> **TASK DESCRIPTION**:
Read through the records below and copy each line that uses the word "soup".

> **DATA SHOWN**:

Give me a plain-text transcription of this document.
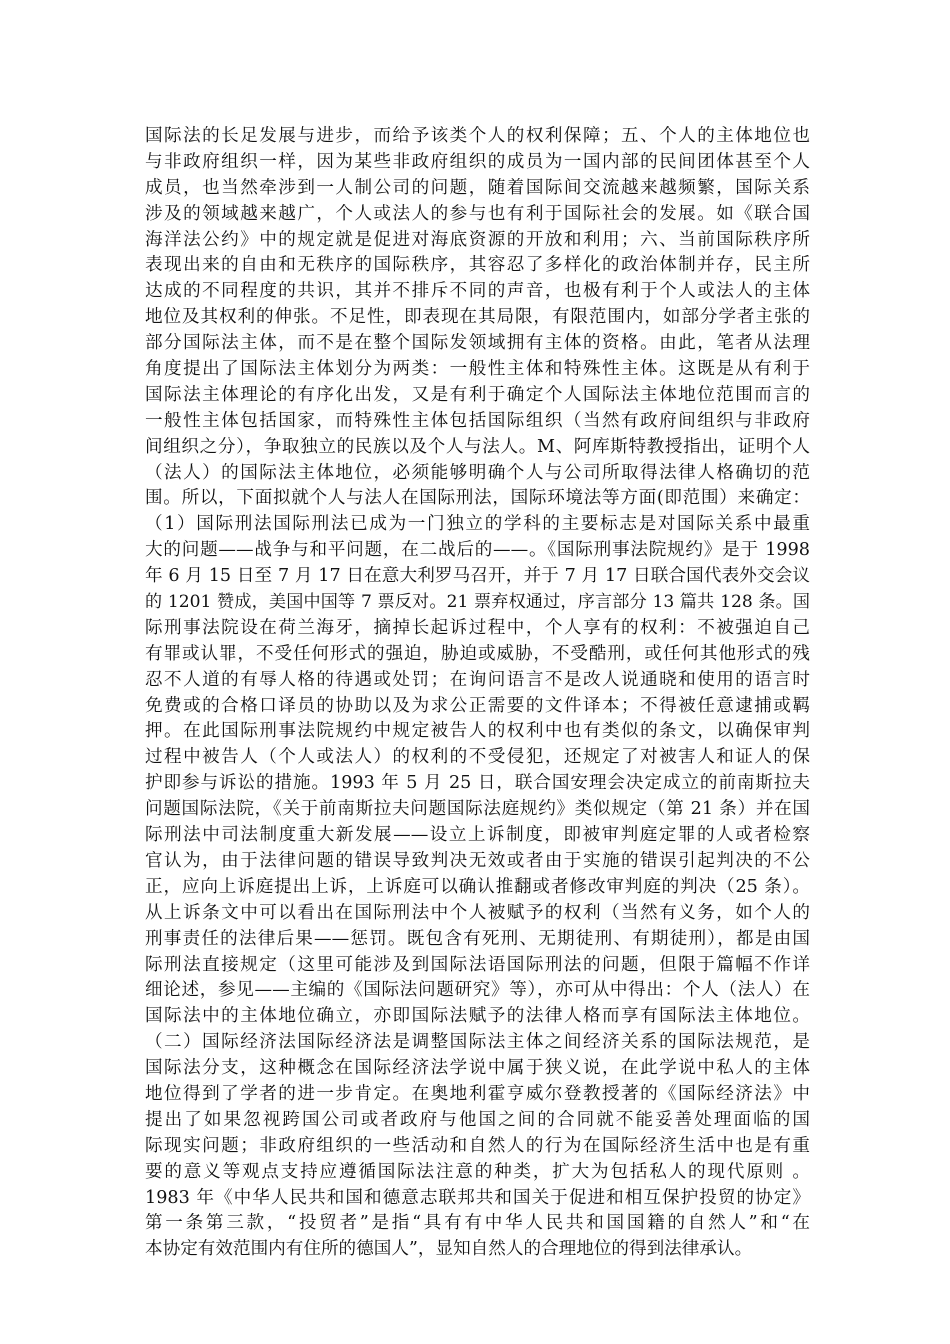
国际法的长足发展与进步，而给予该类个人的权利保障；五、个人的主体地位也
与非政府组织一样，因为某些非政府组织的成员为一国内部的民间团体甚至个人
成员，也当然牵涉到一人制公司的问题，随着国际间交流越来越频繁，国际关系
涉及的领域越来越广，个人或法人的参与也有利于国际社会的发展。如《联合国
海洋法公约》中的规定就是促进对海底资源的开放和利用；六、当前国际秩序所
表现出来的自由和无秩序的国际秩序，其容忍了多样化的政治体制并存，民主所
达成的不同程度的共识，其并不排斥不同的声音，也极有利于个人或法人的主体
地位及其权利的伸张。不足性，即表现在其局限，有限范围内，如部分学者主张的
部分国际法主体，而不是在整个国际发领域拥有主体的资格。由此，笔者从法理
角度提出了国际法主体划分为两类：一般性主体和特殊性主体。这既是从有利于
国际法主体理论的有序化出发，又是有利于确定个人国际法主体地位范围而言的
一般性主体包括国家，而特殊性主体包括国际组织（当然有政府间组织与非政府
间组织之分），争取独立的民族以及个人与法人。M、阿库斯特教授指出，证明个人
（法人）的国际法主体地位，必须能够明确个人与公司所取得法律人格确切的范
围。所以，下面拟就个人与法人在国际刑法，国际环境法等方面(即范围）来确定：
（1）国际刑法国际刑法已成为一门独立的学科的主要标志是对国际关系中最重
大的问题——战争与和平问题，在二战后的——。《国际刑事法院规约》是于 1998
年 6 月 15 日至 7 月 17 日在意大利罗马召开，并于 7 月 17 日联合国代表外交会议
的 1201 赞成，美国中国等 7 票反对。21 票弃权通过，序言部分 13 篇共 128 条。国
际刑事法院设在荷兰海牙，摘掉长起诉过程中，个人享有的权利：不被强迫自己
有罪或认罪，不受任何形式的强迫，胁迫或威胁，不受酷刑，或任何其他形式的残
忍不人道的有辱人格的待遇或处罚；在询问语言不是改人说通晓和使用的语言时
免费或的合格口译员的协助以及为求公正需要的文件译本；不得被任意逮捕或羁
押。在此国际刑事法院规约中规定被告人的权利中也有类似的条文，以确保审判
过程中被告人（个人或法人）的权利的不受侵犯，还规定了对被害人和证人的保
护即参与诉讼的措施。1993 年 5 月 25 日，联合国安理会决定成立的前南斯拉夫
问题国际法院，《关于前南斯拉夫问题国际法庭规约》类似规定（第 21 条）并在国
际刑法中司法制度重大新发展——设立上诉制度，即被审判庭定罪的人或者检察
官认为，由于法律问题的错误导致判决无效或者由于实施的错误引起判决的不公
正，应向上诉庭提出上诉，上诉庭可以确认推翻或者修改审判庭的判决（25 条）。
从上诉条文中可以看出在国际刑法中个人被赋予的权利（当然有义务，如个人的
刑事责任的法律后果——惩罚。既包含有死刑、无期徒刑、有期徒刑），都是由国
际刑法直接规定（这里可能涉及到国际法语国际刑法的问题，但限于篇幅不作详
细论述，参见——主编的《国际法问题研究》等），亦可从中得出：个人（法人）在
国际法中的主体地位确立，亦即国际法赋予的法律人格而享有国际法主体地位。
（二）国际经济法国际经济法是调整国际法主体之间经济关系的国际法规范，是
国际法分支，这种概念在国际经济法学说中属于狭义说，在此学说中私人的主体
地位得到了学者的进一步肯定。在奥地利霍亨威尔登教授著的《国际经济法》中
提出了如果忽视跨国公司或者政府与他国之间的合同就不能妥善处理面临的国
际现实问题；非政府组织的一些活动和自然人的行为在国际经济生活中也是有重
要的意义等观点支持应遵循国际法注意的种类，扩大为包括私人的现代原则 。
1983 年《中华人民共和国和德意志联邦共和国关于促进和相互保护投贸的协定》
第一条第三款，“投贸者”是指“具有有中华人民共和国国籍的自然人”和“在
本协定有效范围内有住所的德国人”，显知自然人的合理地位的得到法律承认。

==

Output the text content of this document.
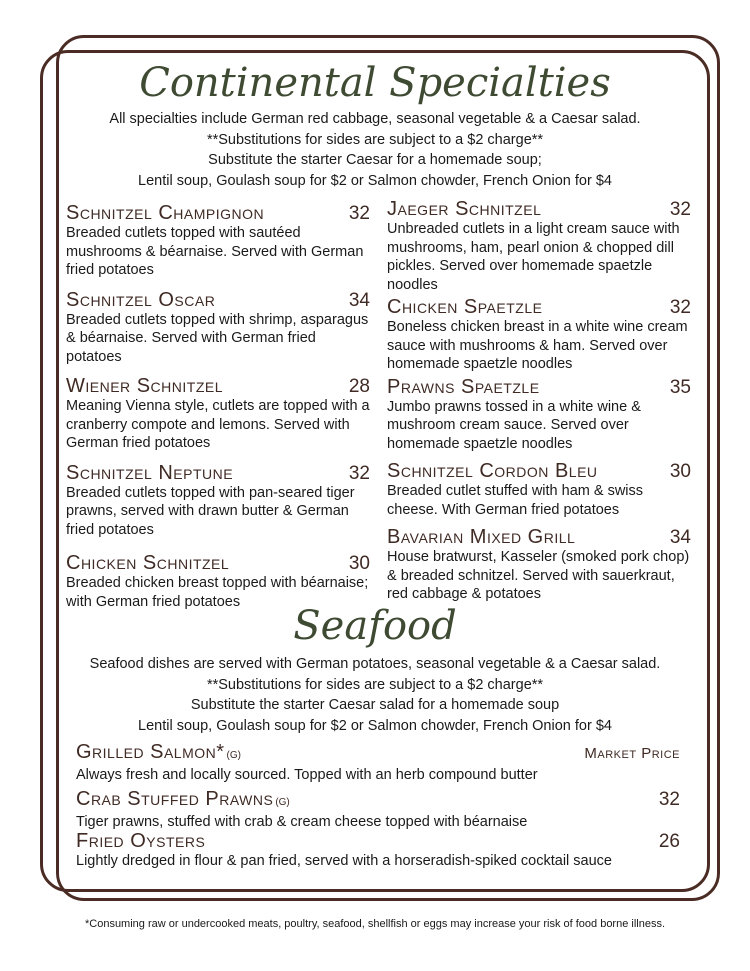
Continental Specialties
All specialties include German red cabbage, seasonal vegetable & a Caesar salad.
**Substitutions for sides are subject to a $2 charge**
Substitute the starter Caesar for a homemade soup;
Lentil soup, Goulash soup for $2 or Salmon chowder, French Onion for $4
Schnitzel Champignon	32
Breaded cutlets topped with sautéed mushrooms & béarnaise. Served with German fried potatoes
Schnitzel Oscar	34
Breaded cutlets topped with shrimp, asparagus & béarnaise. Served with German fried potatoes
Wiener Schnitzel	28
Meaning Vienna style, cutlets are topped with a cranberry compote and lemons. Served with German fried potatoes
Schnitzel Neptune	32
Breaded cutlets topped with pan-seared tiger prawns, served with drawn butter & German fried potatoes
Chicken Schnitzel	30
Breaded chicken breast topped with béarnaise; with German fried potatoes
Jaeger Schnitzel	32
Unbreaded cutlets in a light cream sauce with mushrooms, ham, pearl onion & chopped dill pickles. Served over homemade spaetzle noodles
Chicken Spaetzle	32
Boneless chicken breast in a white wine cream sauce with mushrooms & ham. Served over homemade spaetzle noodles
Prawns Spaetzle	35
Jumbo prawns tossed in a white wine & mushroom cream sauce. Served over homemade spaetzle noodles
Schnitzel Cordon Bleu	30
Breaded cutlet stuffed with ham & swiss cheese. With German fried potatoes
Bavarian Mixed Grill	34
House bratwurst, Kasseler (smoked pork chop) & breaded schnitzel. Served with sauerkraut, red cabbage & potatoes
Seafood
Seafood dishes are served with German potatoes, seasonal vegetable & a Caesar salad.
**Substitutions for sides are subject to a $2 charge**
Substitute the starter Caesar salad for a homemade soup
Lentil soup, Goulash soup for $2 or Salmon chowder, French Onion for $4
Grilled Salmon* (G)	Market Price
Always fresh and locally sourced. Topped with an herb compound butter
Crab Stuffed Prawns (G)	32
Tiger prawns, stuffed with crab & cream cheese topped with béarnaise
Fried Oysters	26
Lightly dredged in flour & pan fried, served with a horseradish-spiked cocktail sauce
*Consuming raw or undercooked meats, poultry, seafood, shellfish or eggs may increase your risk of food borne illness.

> **FULL ANSWER**:
Substitute the starter Caesar for a homemade soup;
Lentil soup, Goulash soup for $2 or Salmon chowder, French Onion for $4
Substitute the starter Caesar salad for a homemade soup
Lentil soup, Goulash soup for $2 or Salmon chowder, French Onion for $4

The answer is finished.